Check every line below for the word "programme" and copy each one that has it.
BEGIN MATERIAL FOR THIS TASK
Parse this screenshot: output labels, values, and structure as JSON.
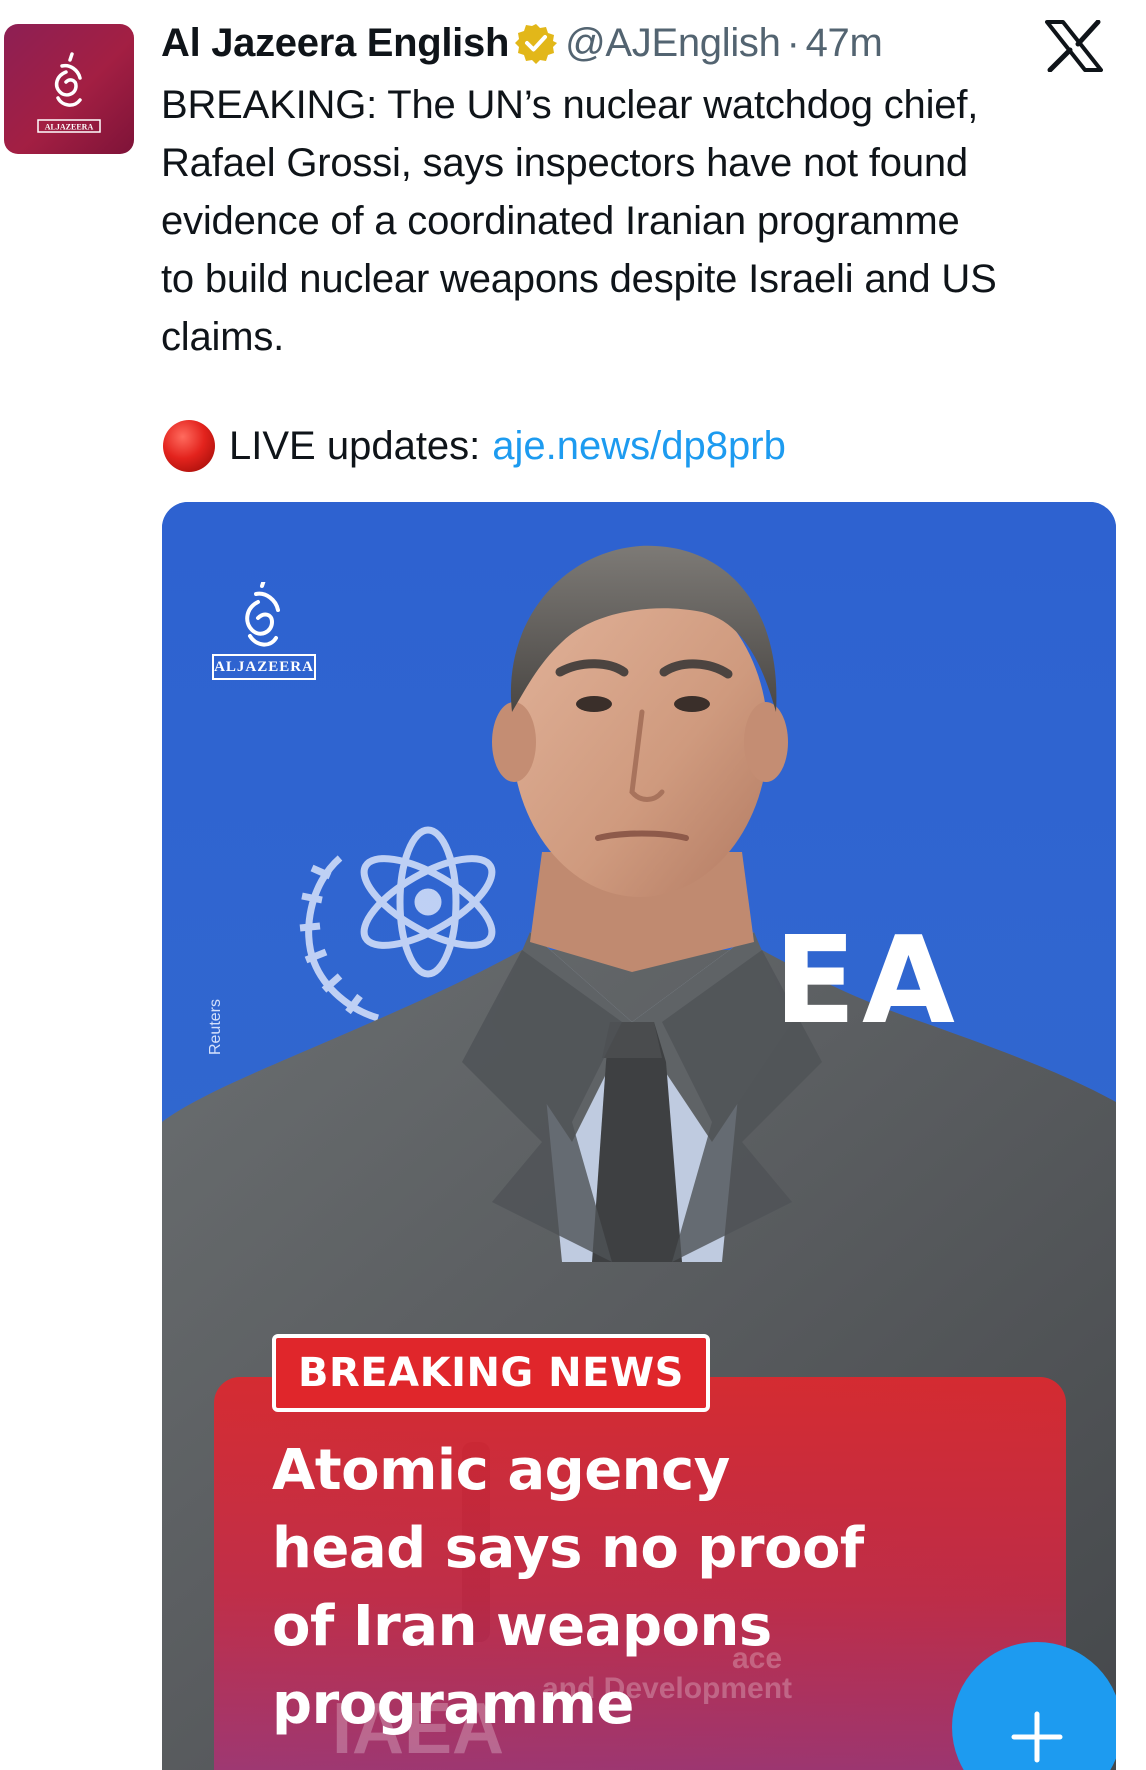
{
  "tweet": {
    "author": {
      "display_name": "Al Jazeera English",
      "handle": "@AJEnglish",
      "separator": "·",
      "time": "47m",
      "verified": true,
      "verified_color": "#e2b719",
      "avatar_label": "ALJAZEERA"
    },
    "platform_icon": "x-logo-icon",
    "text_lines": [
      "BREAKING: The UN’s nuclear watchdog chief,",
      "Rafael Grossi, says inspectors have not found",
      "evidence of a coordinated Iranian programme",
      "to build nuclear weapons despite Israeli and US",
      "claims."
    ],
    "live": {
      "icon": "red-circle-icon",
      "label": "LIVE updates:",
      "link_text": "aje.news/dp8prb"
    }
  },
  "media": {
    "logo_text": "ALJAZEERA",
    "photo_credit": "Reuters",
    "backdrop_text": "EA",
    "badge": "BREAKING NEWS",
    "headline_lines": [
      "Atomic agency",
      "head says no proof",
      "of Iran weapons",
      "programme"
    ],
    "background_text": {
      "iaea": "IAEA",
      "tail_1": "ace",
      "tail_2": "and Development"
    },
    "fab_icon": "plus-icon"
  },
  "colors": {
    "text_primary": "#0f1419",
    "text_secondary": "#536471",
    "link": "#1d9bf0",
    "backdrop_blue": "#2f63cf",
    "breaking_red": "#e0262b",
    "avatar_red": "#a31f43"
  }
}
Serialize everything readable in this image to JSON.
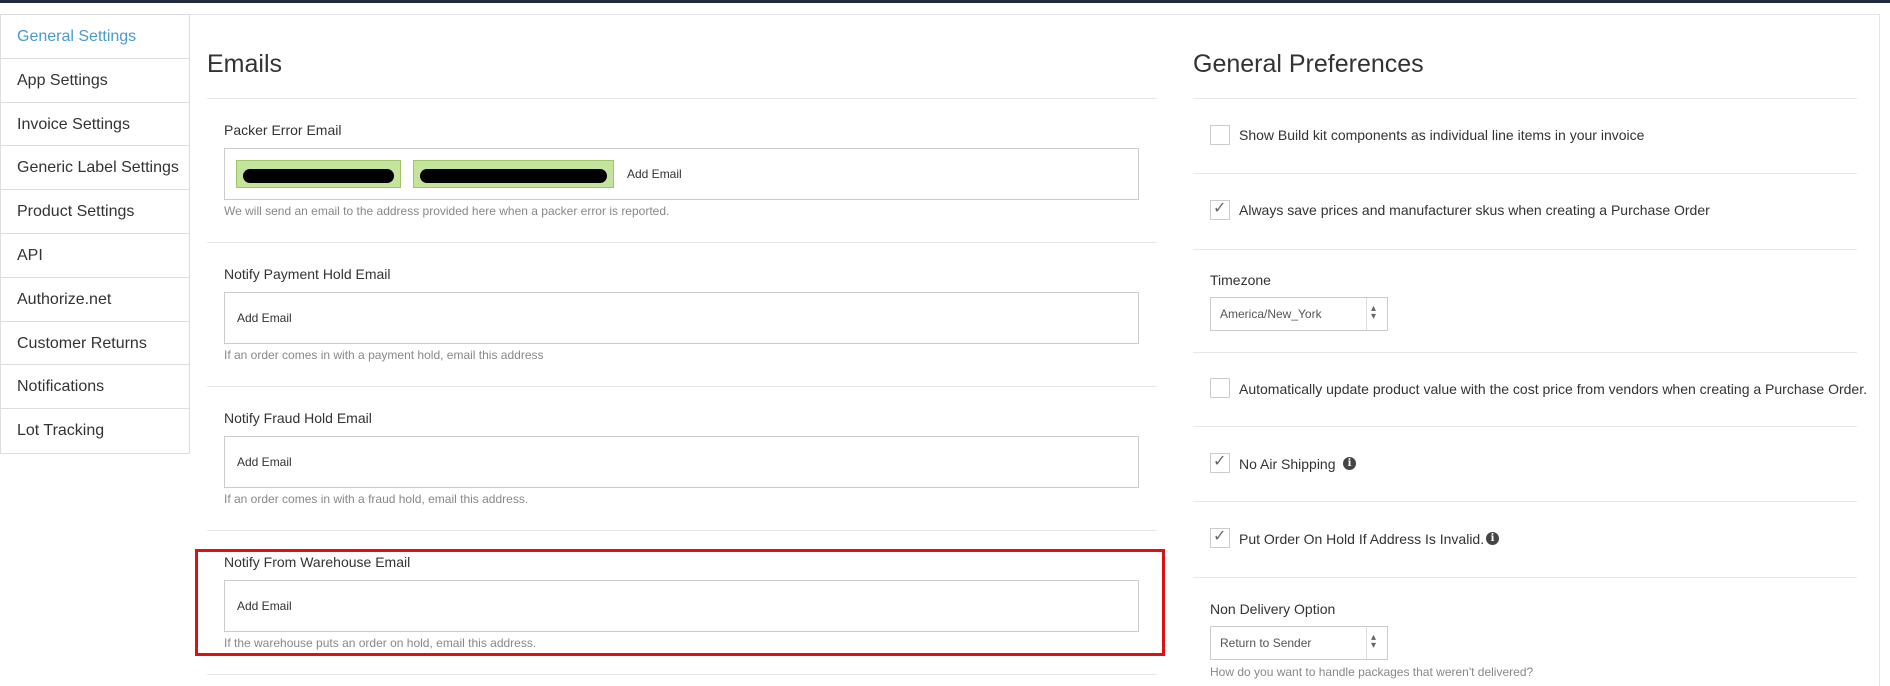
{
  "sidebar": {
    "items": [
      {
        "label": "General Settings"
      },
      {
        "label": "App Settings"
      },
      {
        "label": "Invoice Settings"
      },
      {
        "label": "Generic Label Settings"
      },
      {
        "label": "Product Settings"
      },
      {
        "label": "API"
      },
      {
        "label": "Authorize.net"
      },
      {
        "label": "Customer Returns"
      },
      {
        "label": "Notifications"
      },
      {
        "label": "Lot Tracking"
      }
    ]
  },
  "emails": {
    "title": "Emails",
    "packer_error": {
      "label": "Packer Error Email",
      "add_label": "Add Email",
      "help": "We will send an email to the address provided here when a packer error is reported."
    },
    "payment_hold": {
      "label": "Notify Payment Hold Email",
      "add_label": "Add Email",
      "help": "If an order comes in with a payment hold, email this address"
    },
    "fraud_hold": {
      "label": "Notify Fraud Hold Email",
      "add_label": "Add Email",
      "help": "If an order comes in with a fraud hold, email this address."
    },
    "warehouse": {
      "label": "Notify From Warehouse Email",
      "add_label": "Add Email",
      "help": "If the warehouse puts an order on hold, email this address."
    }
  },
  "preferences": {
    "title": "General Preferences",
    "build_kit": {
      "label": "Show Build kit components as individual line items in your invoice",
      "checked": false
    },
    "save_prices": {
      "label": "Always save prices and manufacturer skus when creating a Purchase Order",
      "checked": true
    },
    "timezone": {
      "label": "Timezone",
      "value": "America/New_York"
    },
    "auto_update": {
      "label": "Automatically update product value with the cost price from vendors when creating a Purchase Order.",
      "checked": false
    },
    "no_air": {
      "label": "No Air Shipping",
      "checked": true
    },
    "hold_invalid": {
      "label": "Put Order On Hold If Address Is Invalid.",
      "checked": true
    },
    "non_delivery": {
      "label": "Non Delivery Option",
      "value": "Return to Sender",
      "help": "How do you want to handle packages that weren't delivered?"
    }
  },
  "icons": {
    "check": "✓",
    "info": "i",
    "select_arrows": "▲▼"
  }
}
END MATERIAL FOR THIS TASK
[EXERCISE RESPONSE]
      "evidence of a coordinated Iranian programme",
      "programme"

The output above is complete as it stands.